• **Task requirements**: Filter the data for lines with the word "assess", then copy every line so identified.

• **Data supplied**:

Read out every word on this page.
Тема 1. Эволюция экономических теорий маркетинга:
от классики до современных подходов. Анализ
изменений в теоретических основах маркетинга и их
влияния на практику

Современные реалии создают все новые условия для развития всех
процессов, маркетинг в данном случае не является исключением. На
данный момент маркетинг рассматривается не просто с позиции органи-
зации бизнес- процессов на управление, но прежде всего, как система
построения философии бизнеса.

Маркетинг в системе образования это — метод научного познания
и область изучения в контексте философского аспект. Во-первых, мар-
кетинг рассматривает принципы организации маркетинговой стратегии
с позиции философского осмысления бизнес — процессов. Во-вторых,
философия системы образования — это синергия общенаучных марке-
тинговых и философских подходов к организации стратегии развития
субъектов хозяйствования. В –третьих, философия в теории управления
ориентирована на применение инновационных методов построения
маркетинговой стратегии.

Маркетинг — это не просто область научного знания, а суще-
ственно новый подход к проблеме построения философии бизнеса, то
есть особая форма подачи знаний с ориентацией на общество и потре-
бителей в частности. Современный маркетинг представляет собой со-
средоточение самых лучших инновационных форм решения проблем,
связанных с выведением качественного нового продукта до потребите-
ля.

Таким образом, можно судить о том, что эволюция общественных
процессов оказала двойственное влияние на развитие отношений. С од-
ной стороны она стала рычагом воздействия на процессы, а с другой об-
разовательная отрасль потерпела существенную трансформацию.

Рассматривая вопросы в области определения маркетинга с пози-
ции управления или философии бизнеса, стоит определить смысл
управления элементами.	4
---
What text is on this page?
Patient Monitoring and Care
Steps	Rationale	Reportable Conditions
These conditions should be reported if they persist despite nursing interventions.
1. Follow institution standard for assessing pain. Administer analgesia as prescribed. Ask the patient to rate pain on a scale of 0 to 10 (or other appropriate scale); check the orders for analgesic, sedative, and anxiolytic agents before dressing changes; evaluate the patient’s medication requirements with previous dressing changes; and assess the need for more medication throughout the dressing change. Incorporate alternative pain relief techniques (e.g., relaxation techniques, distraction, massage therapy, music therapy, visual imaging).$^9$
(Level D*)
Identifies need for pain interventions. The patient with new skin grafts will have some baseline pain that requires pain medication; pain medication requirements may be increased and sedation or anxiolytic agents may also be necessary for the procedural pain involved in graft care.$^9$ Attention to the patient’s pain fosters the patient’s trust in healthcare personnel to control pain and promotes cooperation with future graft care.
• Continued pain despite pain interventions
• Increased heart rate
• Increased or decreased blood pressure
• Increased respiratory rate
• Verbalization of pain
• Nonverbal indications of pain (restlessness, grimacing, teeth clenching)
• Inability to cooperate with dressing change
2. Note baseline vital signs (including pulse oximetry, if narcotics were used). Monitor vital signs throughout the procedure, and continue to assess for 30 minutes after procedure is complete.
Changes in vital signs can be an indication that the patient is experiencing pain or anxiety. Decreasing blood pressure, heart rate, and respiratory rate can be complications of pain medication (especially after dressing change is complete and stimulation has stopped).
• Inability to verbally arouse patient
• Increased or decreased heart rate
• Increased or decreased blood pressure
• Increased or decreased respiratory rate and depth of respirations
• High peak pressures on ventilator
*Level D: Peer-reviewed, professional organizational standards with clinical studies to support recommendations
--
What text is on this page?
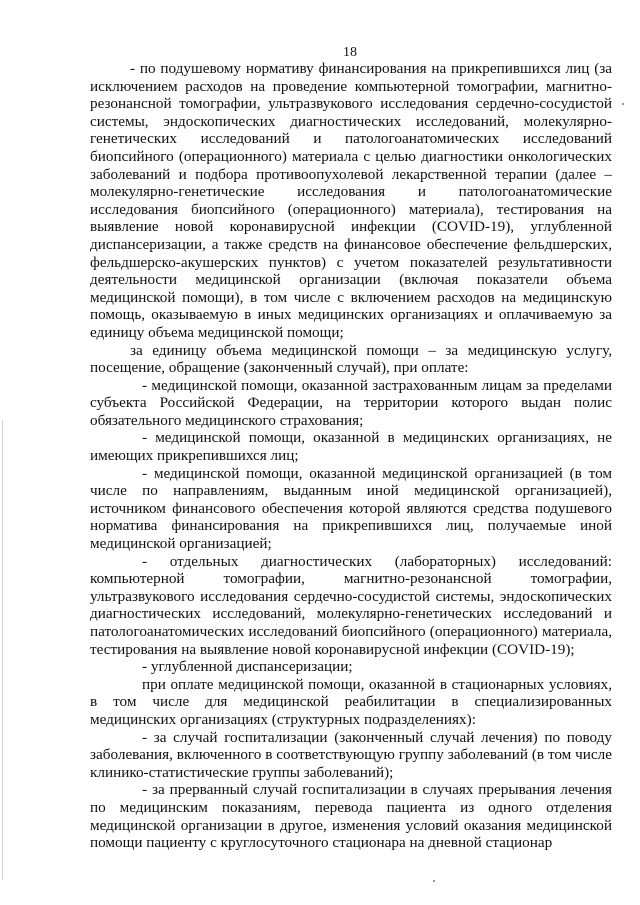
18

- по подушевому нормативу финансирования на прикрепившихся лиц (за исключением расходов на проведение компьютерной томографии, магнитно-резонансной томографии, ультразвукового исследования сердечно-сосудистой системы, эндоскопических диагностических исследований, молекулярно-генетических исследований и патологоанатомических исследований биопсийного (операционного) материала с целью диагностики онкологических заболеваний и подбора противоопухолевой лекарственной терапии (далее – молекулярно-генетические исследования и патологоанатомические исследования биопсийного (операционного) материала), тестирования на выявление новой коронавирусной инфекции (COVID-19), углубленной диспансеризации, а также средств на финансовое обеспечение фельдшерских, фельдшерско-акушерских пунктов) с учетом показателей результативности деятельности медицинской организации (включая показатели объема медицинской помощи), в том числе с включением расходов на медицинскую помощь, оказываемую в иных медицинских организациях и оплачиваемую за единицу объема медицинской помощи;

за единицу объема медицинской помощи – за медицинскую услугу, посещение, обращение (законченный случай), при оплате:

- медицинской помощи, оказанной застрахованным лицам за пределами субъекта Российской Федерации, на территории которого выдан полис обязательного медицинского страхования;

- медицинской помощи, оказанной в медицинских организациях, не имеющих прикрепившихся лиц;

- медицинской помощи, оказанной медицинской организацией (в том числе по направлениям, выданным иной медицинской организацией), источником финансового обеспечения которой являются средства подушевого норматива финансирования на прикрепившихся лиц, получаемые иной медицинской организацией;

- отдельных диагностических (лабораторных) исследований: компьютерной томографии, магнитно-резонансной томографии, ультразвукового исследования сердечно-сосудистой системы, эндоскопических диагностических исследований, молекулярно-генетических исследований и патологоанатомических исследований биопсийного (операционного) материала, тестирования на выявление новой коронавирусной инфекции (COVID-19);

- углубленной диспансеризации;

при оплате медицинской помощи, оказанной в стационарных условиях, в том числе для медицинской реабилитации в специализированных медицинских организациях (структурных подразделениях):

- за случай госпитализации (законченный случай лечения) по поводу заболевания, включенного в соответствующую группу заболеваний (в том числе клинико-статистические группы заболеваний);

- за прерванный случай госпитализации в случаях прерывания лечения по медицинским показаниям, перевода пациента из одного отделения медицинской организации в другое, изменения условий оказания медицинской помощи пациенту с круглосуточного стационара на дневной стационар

• **Exercise response**:
1. Follow institution standard for assessing pain. Administer analgesia as prescribed. Ask the patient to rate pain on a scale of 0 to 10 (or other appropriate scale); check the orders for analgesic, sedative, and anxiolytic agents before dressing changes; evaluate the patient’s medication requirements with previous dressing changes; and assess the need for more medication throughout the dressing change. Incorporate alternative pain relief techniques (e.g., relaxation techniques, distraction, massage therapy, music therapy, visual imaging).$^9$
2. Note baseline vital signs (including pulse oximetry, if narcotics were used). Monitor vital signs throughout the procedure, and continue to assess for 30 minutes after procedure is complete.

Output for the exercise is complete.